-- Start of EXTRACTED RECORDS --
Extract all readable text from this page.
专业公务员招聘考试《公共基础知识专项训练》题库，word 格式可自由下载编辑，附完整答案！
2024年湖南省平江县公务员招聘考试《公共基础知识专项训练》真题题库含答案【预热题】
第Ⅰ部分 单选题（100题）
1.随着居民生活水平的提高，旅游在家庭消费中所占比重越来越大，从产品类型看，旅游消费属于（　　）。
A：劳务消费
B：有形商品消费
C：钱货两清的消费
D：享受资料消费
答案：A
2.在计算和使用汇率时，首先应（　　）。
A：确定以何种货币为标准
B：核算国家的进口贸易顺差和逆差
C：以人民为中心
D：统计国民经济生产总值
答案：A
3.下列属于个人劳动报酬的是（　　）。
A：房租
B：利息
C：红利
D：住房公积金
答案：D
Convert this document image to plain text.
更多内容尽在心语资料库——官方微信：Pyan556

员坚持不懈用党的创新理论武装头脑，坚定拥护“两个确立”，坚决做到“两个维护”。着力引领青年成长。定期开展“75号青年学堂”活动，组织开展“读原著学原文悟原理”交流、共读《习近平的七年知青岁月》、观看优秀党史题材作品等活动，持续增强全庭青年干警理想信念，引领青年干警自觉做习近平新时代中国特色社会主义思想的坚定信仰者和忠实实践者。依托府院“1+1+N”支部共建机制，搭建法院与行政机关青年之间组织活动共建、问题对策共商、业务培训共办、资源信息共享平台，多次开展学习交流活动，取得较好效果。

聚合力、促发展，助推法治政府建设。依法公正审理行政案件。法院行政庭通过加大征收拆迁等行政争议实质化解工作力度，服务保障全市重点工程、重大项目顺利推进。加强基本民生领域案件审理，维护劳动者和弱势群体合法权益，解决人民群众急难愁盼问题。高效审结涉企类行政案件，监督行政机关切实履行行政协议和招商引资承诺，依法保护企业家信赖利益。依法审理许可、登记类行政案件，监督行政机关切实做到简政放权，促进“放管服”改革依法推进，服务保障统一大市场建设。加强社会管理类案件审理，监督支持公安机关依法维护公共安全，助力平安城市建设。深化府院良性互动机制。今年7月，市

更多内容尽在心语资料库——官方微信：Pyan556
-- End of EXTRACTED RECORDS --
Provide an exact reproduction of all the entries shown above.

Extract all readable text from this page.
专业公务员招聘考试《公共基础知识专项训练》题库，word 格式可自由下载编辑，附完整答案！
2024年湖南省平江县公务员招聘考试《公共基础知识专项训练》真题题库含答案【预热题】
第Ⅰ部分 单选题（100题）
1.随着居民生活水平的提高，旅游在家庭消费中所占比重越来越大，从产品类型看，旅游消费属于（　　）。
A：劳务消费
B：有形商品消费
C：钱货两清的消费
D：享受资料消费
答案：A
2.在计算和使用汇率时，首先应（　　）。
A：确定以何种货币为标准
B：核算国家的进口贸易顺差和逆差
C：以人民为中心
D：统计国民经济生产总值
答案：A
3.下列属于个人劳动报酬的是（　　）。
A：房租
B：利息
C：红利
D：住房公积金
答案：D
Convert this document image to plain text.
更多内容尽在心语资料库——官方微信：Pyan556

员坚持不懈用党的创新理论武装头脑，坚定拥护“两个确立”，坚决做到“两个维护”。着力引领青年成长。定期开展“75号青年学堂”活动，组织开展“读原著学原文悟原理”交流、共读《习近平的七年知青岁月》、观看优秀党史题材作品等活动，持续增强全庭青年干警理想信念，引领青年干警自觉做习近平新时代中国特色社会主义思想的坚定信仰者和忠实实践者。依托府院“1+1+N”支部共建机制，搭建法院与行政机关青年之间组织活动共建、问题对策共商、业务培训共办、资源信息共享平台，多次开展学习交流活动，取得较好效果。

聚合力、促发展，助推法治政府建设。依法公正审理行政案件。法院行政庭通过加大征收拆迁等行政争议实质化解工作力度，服务保障全市重点工程、重大项目顺利推进。加强基本民生领域案件审理，维护劳动者和弱势群体合法权益，解决人民群众急难愁盼问题。高效审结涉企类行政案件，监督行政机关切实履行行政协议和招商引资承诺，依法保护企业家信赖利益。依法审理许可、登记类行政案件，监督行政机关切实做到简政放权，促进“放管服”改革依法推进，服务保障统一大市场建设。加强社会管理类案件审理，监督支持公安机关依法维护公共安全，助力平安城市建设。深化府院良性互动机制。今年7月，市

更多内容尽在心语资料库——官方微信：Pyan556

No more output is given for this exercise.